» Records for this exercise
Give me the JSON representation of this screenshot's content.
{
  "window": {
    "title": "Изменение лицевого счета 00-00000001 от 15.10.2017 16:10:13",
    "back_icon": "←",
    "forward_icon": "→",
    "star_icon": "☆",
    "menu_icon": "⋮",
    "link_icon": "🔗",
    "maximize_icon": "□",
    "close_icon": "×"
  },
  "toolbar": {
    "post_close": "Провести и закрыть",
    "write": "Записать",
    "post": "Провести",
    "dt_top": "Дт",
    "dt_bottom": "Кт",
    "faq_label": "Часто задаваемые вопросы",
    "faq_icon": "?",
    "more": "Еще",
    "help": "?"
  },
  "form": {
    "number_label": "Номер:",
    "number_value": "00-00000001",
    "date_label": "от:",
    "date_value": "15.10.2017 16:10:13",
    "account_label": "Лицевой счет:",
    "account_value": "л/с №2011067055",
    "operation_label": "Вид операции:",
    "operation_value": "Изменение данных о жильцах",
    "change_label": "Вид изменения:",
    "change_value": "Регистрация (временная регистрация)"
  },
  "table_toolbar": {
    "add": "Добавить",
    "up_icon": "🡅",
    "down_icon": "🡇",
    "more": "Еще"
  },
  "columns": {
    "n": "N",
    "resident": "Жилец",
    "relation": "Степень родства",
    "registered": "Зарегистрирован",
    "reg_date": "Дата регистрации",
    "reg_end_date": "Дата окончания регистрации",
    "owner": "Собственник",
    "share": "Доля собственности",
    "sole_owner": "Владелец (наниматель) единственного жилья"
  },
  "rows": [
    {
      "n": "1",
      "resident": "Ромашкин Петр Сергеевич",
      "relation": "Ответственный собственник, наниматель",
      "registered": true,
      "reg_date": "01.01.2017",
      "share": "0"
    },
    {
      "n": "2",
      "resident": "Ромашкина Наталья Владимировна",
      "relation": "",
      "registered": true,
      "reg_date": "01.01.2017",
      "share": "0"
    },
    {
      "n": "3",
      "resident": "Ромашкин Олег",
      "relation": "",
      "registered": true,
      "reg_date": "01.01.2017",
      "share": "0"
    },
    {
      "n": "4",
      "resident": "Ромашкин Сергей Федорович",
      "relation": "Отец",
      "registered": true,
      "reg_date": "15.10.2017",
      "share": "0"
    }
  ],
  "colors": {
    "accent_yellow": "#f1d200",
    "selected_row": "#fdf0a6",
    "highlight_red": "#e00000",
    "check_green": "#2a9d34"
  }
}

» Problem to work on
Among the lines of the data, identify those with the word "наниматель". Copy each of them.

» Exercise answer
    "sole_owner": "Владелец (наниматель) единственного жилья"
      "relation": "Ответственный собственник, наниматель",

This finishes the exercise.